[start]

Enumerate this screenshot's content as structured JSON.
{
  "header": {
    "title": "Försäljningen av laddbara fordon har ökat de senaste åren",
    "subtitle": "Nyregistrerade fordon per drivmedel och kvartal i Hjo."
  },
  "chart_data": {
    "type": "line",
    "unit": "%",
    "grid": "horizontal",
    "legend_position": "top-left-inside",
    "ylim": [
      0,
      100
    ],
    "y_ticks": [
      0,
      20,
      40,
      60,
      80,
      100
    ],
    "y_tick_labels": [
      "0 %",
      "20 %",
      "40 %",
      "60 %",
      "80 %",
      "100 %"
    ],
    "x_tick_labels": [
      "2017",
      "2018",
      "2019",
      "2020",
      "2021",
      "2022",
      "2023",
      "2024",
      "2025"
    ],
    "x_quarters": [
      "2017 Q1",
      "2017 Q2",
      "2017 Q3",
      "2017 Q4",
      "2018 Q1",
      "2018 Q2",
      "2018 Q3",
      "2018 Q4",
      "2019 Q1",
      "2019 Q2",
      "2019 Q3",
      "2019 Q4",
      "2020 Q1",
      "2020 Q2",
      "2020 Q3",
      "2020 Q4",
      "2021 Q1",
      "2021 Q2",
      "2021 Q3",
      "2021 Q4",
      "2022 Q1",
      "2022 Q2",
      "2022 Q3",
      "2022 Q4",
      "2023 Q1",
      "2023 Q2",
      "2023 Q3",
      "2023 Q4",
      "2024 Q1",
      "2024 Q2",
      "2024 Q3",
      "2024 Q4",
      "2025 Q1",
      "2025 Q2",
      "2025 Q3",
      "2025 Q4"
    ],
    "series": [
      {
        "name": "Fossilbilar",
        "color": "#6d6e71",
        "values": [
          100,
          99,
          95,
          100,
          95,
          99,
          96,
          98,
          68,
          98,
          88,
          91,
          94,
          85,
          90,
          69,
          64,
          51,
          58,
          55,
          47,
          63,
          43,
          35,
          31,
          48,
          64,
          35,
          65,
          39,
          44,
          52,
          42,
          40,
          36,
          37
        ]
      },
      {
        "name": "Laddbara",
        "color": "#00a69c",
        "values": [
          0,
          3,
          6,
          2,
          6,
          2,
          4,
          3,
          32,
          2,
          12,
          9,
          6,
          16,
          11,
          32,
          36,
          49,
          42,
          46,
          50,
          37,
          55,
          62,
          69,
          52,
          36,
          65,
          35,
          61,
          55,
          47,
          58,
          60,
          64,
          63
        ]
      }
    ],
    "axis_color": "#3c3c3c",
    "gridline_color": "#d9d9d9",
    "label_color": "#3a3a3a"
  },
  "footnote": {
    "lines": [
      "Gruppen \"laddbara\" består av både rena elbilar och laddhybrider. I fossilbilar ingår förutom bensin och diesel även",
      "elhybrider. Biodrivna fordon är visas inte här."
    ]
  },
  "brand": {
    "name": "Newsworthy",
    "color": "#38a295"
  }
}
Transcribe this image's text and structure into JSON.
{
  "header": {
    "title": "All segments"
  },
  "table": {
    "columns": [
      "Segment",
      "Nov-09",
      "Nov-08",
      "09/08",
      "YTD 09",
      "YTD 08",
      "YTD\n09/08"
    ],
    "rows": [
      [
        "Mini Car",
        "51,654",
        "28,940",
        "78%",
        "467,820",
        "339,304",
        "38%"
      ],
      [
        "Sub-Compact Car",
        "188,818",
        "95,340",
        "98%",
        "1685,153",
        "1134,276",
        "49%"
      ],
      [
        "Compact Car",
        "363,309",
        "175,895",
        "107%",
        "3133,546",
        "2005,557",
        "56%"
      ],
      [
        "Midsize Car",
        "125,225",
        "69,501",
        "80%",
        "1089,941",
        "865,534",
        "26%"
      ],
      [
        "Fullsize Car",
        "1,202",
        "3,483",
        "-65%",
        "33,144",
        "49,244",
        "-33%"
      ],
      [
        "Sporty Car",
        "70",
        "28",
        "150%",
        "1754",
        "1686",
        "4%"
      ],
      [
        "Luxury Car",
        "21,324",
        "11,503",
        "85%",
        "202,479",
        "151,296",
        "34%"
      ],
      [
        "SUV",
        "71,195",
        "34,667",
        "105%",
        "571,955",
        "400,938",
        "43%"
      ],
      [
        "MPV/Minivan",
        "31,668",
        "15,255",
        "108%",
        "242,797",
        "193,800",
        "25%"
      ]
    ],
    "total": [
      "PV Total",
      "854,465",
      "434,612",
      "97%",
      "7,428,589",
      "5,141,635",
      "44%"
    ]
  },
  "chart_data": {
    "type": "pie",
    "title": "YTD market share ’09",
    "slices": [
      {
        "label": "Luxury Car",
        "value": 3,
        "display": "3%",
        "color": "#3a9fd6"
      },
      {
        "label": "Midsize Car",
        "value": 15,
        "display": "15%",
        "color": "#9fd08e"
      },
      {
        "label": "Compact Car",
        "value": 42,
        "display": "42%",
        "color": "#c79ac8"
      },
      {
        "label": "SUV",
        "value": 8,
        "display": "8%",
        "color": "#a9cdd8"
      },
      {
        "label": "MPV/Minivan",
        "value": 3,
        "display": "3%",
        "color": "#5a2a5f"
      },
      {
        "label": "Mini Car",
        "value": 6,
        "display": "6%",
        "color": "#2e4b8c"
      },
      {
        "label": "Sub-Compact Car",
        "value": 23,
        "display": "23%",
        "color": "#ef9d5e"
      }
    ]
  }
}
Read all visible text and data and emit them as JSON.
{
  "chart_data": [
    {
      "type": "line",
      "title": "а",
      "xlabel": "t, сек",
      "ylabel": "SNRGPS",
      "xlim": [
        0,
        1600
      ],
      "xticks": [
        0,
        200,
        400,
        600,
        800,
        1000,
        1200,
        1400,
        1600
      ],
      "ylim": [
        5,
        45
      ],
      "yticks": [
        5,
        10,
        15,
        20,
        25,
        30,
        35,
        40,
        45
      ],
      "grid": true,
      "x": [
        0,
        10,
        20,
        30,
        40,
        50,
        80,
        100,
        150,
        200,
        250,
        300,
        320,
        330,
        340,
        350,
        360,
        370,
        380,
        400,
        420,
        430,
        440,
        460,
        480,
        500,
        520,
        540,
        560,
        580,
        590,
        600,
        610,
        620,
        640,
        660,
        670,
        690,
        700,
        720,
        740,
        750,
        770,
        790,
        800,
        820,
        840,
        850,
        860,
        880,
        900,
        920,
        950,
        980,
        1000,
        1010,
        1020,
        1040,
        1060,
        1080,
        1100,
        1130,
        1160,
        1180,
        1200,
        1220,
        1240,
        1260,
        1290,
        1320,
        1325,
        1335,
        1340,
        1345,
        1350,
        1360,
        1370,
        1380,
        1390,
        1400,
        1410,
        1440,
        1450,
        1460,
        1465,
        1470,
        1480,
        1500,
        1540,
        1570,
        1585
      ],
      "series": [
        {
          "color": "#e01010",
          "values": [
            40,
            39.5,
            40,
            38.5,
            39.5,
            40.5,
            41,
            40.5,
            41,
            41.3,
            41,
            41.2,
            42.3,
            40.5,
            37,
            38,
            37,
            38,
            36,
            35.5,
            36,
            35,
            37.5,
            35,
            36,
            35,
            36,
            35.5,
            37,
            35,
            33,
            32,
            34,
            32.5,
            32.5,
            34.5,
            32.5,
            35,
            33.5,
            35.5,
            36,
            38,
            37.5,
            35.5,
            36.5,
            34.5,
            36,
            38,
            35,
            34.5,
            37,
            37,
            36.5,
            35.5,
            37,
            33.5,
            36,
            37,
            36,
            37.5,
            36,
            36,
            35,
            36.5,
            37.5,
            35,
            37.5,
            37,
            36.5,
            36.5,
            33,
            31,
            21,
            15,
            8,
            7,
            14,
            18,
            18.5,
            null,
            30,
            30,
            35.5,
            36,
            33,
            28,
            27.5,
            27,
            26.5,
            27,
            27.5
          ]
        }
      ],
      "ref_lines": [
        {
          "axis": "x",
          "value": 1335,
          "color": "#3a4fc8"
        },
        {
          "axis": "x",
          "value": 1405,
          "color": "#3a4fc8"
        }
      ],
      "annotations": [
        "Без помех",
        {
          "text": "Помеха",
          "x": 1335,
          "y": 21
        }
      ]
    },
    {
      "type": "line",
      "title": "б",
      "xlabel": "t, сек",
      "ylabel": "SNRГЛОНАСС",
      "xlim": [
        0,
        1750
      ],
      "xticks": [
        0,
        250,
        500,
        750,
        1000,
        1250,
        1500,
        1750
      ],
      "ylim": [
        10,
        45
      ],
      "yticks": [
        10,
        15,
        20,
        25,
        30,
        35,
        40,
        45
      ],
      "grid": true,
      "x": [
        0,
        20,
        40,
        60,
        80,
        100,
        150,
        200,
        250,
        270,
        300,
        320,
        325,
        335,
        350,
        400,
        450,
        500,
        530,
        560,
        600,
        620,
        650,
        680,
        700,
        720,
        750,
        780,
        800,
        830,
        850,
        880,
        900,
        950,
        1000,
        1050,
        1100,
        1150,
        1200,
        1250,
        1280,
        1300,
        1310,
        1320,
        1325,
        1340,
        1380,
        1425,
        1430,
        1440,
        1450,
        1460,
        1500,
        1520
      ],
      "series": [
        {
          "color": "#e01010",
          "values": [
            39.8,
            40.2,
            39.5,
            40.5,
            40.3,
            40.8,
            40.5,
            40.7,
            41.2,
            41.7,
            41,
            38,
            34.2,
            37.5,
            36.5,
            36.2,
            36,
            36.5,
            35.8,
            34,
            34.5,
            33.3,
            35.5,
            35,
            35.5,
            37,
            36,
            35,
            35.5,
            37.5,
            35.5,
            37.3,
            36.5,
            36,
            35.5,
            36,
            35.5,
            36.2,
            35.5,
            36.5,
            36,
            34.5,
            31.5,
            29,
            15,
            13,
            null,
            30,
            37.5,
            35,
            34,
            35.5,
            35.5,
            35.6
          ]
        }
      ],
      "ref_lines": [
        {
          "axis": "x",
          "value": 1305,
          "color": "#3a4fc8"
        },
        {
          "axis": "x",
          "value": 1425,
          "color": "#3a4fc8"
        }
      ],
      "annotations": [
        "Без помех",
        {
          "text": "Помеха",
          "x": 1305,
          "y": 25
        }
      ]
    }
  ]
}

[end]

» Prompt: State how many lines of the records above contain the word "text", and give only that number.

» Written solution: 4